## Short task
Return every one of the rows below verbatim, and leave the pictures out of your answer.

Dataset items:

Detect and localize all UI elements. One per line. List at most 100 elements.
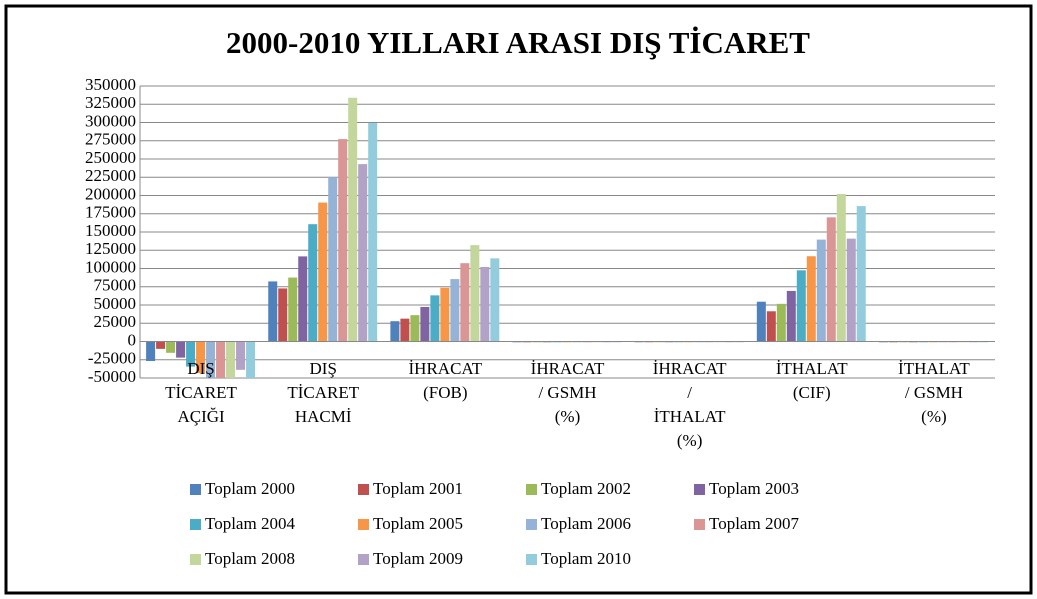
x-tick-label: DIŞ TİCARET HACMİ bbox=[287, 359, 359, 426]
y-tick-label: 100000 bbox=[85, 257, 136, 276]
legend-label: Toplam 2010 bbox=[541, 549, 631, 568]
bar bbox=[186, 341, 196, 367]
legend-swatch bbox=[190, 484, 201, 495]
x-tick-line: DIŞ bbox=[310, 359, 337, 378]
bar bbox=[246, 341, 256, 378]
bar bbox=[786, 290, 796, 342]
x-tick-line: TİCARET bbox=[165, 383, 237, 402]
x-tick-line: (CIF) bbox=[793, 383, 831, 402]
bar bbox=[368, 122, 378, 342]
x-tick-line: İTHALAT bbox=[898, 359, 970, 378]
bar bbox=[226, 341, 236, 378]
bar bbox=[348, 97, 358, 342]
legend-swatch bbox=[190, 519, 201, 530]
bar bbox=[430, 295, 440, 342]
bar bbox=[796, 270, 806, 342]
y-tick-label: 50000 bbox=[94, 294, 137, 313]
x-tick-line: (%) bbox=[921, 407, 946, 426]
y-tick-label: 350000 bbox=[85, 75, 136, 94]
x-tick-line: / GSMH bbox=[905, 383, 963, 402]
legend-label: Toplam 2003 bbox=[709, 479, 799, 498]
x-tick-line: DIŞ bbox=[187, 359, 214, 378]
bar bbox=[166, 341, 176, 353]
frame bbox=[4, 4, 1033, 595]
x-tick-line: İHRACAT bbox=[653, 359, 727, 378]
bar bbox=[420, 306, 430, 342]
bar bbox=[450, 279, 460, 342]
bar bbox=[490, 258, 500, 342]
bar bbox=[480, 266, 490, 342]
bar bbox=[410, 315, 420, 342]
bar bbox=[826, 217, 836, 342]
bar bbox=[298, 256, 308, 342]
y-tick-label: 125000 bbox=[85, 239, 136, 258]
legend-swatch bbox=[358, 484, 369, 495]
bar bbox=[358, 164, 368, 342]
y-tick-label: 25000 bbox=[94, 312, 137, 331]
bar bbox=[400, 318, 410, 342]
y-tick-label: 275000 bbox=[85, 130, 136, 149]
bar bbox=[836, 194, 846, 342]
legend-label: Toplam 2007 bbox=[709, 514, 799, 533]
bar bbox=[460, 263, 470, 342]
y-tick-label: 250000 bbox=[85, 148, 136, 167]
bar bbox=[156, 341, 166, 349]
y-tick-label: -50000 bbox=[88, 367, 136, 386]
y-tick-label: 300000 bbox=[85, 111, 136, 130]
x-tick-line: TİCARET bbox=[287, 383, 359, 402]
bar bbox=[338, 139, 348, 342]
y-tick-label: 200000 bbox=[85, 184, 136, 203]
legend-label: Toplam 2006 bbox=[541, 514, 631, 533]
legend-label: Toplam 2008 bbox=[205, 549, 295, 568]
legend-swatch bbox=[358, 519, 369, 530]
x-tick-line: / bbox=[687, 383, 692, 402]
legend-swatch bbox=[526, 554, 537, 565]
legend-label: Toplam 2005 bbox=[373, 514, 463, 533]
bar bbox=[278, 288, 288, 342]
bar bbox=[766, 311, 776, 342]
bar bbox=[196, 341, 206, 374]
x-tick-label: İHRACAT / GSMH (%) bbox=[531, 359, 605, 426]
bar bbox=[308, 224, 318, 342]
x-tick-label: DIŞ TİCARET AÇIĞI bbox=[165, 359, 237, 426]
legend-swatch bbox=[190, 554, 201, 565]
bar bbox=[440, 287, 450, 342]
x-tick-line: İHRACAT bbox=[409, 359, 483, 378]
bar bbox=[318, 202, 328, 342]
legend-label: Toplam 2004 bbox=[205, 514, 295, 533]
bar bbox=[856, 206, 866, 342]
x-tick-line: (%) bbox=[555, 407, 580, 426]
x-tick-line: AÇIĞI bbox=[177, 407, 225, 426]
x-tick-label: İHRACAT / İTHALAT (%) bbox=[653, 359, 727, 450]
bar bbox=[776, 303, 786, 342]
bar bbox=[236, 341, 246, 370]
y-tick-label: 75000 bbox=[94, 276, 137, 295]
y-tick-label: 225000 bbox=[85, 166, 136, 185]
legend-label: Toplam 2000 bbox=[205, 479, 295, 498]
x-tick-line: İTHALAT bbox=[654, 407, 726, 426]
bar bbox=[816, 239, 826, 342]
bars bbox=[146, 97, 988, 378]
x-tick-line: (%) bbox=[677, 431, 702, 450]
legend-label: Toplam 2002 bbox=[541, 479, 631, 498]
bar bbox=[146, 341, 156, 361]
legend-label: Toplam 2009 bbox=[373, 549, 463, 568]
y-tick-label: -25000 bbox=[88, 349, 136, 368]
legend-swatch bbox=[694, 484, 705, 495]
legend-swatch bbox=[526, 519, 537, 530]
legend-swatch bbox=[694, 519, 705, 530]
bar bbox=[756, 301, 766, 342]
bar bbox=[806, 256, 816, 342]
bar bbox=[846, 238, 856, 342]
x-tick-line: HACMİ bbox=[295, 407, 352, 426]
bar bbox=[216, 341, 226, 378]
bar bbox=[288, 277, 298, 342]
bar bbox=[268, 281, 278, 342]
y-tick-label: 325000 bbox=[85, 93, 136, 112]
x-tick-label: İTHALAT / GSMH (%) bbox=[898, 359, 970, 426]
bar bbox=[470, 245, 480, 342]
legend-label: Toplam 2001 bbox=[373, 479, 463, 498]
legend-swatch bbox=[526, 484, 537, 495]
bar bbox=[206, 341, 216, 378]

## Exercise solution
Detect and localize all UI elements. One per line. List at most 100 elements.
x-tick-label: DIŞ TİCARET HACMİ bbox=[287, 359, 359, 426]
y-tick-label: 100000 bbox=[85, 257, 136, 276]
legend-label: Toplam 2010 bbox=[541, 549, 631, 568]
bar bbox=[186, 341, 196, 367]
legend-swatch bbox=[190, 484, 201, 495]
x-tick-line: DIŞ bbox=[310, 359, 337, 378]
bar bbox=[246, 341, 256, 378]
bar bbox=[786, 290, 796, 342]
x-tick-line: TİCARET bbox=[165, 383, 237, 402]
x-tick-line: (CIF) bbox=[793, 383, 831, 402]
bar bbox=[368, 122, 378, 342]
x-tick-line: İTHALAT bbox=[898, 359, 970, 378]
bar bbox=[226, 341, 236, 378]
bar bbox=[348, 97, 358, 342]
legend-swatch bbox=[190, 519, 201, 530]
bar bbox=[430, 295, 440, 342]
bar bbox=[796, 270, 806, 342]
y-tick-label: 50000 bbox=[94, 294, 137, 313]
x-tick-line: (%) bbox=[921, 407, 946, 426]
y-tick-label: 350000 bbox=[85, 75, 136, 94]
x-tick-line: / GSMH bbox=[905, 383, 963, 402]
legend-label: Toplam 2003 bbox=[709, 479, 799, 498]
x-tick-line: DIŞ bbox=[187, 359, 214, 378]
bar bbox=[166, 341, 176, 353]
frame bbox=[4, 4, 1033, 595]
x-tick-line: İHRACAT bbox=[653, 359, 727, 378]
bar bbox=[420, 306, 430, 342]
bar bbox=[450, 279, 460, 342]
bar bbox=[490, 258, 500, 342]
bar bbox=[480, 266, 490, 342]
bar bbox=[410, 315, 420, 342]
bar bbox=[826, 217, 836, 342]
bar bbox=[298, 256, 308, 342]
y-tick-label: 125000 bbox=[85, 239, 136, 258]
legend-swatch bbox=[358, 484, 369, 495]
bar bbox=[358, 164, 368, 342]
y-tick-label: 25000 bbox=[94, 312, 137, 331]
bar bbox=[400, 318, 410, 342]
y-tick-label: 275000 bbox=[85, 130, 136, 149]
bar bbox=[836, 194, 846, 342]
legend-label: Toplam 2007 bbox=[709, 514, 799, 533]
bar bbox=[460, 263, 470, 342]
y-tick-label: 250000 bbox=[85, 148, 136, 167]
bar bbox=[156, 341, 166, 349]
y-tick-label: -50000 bbox=[88, 367, 136, 386]
y-tick-label: 300000 bbox=[85, 111, 136, 130]
x-tick-line: TİCARET bbox=[287, 383, 359, 402]
bar bbox=[338, 139, 348, 342]
y-tick-label: 200000 bbox=[85, 184, 136, 203]
legend-label: Toplam 2006 bbox=[541, 514, 631, 533]
legend-label: Toplam 2008 bbox=[205, 549, 295, 568]
legend-swatch bbox=[358, 519, 369, 530]
x-tick-line: / bbox=[687, 383, 692, 402]
legend-swatch bbox=[526, 554, 537, 565]
legend-label: Toplam 2005 bbox=[373, 514, 463, 533]
bar bbox=[278, 288, 288, 342]
bar bbox=[766, 311, 776, 342]
bar bbox=[196, 341, 206, 374]
x-tick-label: İHRACAT / GSMH (%) bbox=[531, 359, 605, 426]
bar bbox=[308, 224, 318, 342]
x-tick-label: DIŞ TİCARET AÇIĞI bbox=[165, 359, 237, 426]
legend-swatch bbox=[190, 554, 201, 565]
bar bbox=[440, 287, 450, 342]
x-tick-line: İHRACAT bbox=[409, 359, 483, 378]
bar bbox=[318, 202, 328, 342]
legend-label: Toplam 2004 bbox=[205, 514, 295, 533]
bar bbox=[856, 206, 866, 342]
x-tick-line: (%) bbox=[555, 407, 580, 426]
x-tick-line: AÇIĞI bbox=[177, 407, 225, 426]
x-tick-label: İHRACAT / İTHALAT (%) bbox=[653, 359, 727, 450]
bar bbox=[776, 303, 786, 342]
bar bbox=[236, 341, 246, 370]
y-tick-label: 75000 bbox=[94, 276, 137, 295]
y-tick-label: 225000 bbox=[85, 166, 136, 185]
legend-label: Toplam 2000 bbox=[205, 479, 295, 498]
x-tick-line: İTHALAT bbox=[654, 407, 726, 426]
bar bbox=[816, 239, 826, 342]
bars bbox=[146, 97, 988, 378]
x-tick-line: (%) bbox=[677, 431, 702, 450]
legend-label: Toplam 2002 bbox=[541, 479, 631, 498]
bar bbox=[146, 341, 156, 361]
legend-label: Toplam 2009 bbox=[373, 549, 463, 568]
y-tick-label: -25000 bbox=[88, 349, 136, 368]
legend-swatch bbox=[694, 484, 705, 495]
legend-swatch bbox=[526, 519, 537, 530]
legend-swatch bbox=[694, 519, 705, 530]
bar bbox=[756, 301, 766, 342]
bar bbox=[806, 256, 816, 342]
bar bbox=[846, 238, 856, 342]
x-tick-line: HACMİ bbox=[295, 407, 352, 426]
bar bbox=[216, 341, 226, 378]
bar bbox=[288, 277, 298, 342]
bar bbox=[268, 281, 278, 342]
y-tick-label: 325000 bbox=[85, 93, 136, 112]
x-tick-label: İTHALAT / GSMH (%) bbox=[898, 359, 970, 426]
bar bbox=[470, 245, 480, 342]
legend-label: Toplam 2001 bbox=[373, 479, 463, 498]
legend-swatch bbox=[526, 484, 537, 495]
bar bbox=[206, 341, 216, 378]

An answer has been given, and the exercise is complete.